Restate each of the lines given below, word for word.

Records from a dataset
- - - -

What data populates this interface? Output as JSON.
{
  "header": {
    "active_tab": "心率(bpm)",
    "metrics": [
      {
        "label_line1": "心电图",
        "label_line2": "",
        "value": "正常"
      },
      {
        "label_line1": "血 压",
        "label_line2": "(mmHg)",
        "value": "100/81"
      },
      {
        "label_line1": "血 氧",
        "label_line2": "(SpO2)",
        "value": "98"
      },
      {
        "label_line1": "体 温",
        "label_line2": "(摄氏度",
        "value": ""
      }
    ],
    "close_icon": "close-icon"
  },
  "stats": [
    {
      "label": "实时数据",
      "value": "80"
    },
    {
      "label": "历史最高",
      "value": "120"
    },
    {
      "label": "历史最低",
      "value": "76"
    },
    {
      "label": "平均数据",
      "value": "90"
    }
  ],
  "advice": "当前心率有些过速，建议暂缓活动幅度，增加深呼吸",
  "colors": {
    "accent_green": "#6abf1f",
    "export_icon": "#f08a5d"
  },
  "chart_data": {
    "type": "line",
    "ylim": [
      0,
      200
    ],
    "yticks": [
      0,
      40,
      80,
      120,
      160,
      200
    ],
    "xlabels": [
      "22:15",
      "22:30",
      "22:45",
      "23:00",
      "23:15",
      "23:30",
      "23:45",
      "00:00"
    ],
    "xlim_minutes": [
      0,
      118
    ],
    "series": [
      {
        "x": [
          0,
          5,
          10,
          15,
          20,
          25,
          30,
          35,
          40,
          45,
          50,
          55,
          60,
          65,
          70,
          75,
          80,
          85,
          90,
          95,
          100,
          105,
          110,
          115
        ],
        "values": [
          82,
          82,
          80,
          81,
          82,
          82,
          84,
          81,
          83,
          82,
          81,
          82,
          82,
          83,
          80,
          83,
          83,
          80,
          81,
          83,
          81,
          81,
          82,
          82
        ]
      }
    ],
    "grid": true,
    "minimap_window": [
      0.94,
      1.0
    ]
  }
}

- - - -

● **Result of the task**
What data populates this interface? Output as JSON.
{
  "header": {
    "active_tab": "心率(bpm)",
    "metrics": [
      {
        "label_line1": "心电图",
        "label_line2": "",
        "value": "正常"
      },
      {
        "label_line1": "血 压",
        "label_line2": "(mmHg)",
        "value": "100/81"
      },
      {
        "label_line1": "血 氧",
        "label_line2": "(SpO2)",
        "value": "98"
      },
      {
        "label_line1": "体 温",
        "label_line2": "(摄氏度",
        "value": ""
      }
    ],
    "close_icon": "close-icon"
  },
  "stats": [
    {
      "label": "实时数据",
      "value": "80"
    },
    {
      "label": "历史最高",
      "value": "120"
    },
    {
      "label": "历史最低",
      "value": "76"
    },
    {
      "label": "平均数据",
      "value": "90"
    }
  ],
  "advice": "当前心率有些过速，建议暂缓活动幅度，增加深呼吸",
  "colors": {
    "accent_green": "#6abf1f",
    "export_icon": "#f08a5d"
  },
  "chart_data": {
    "type": "line",
    "ylim": [
      0,
      200
    ],
    "yticks": [
      0,
      40,
      80,
      120,
      160,
      200
    ],
    "xlabels": [
      "22:15",
      "22:30",
      "22:45",
      "23:00",
      "23:15",
      "23:30",
      "23:45",
      "00:00"
    ],
    "xlim_minutes": [
      0,
      118
    ],
    "series": [
      {
        "x": [
          0,
          5,
          10,
          15,
          20,
          25,
          30,
          35,
          40,
          45,
          50,
          55,
          60,
          65,
          70,
          75,
          80,
          85,
          90,
          95,
          100,
          105,
          110,
          115
        ],
        "values": [
          82,
          82,
          80,
          81,
          82,
          82,
          84,
          81,
          83,
          82,
          81,
          82,
          82,
          83,
          80,
          83,
          83,
          80,
          81,
          83,
          81,
          81,
          82,
          82
        ]
      }
    ],
    "grid": true,
    "minimap_window": [
      0.94,
      1.0
    ]
  }
}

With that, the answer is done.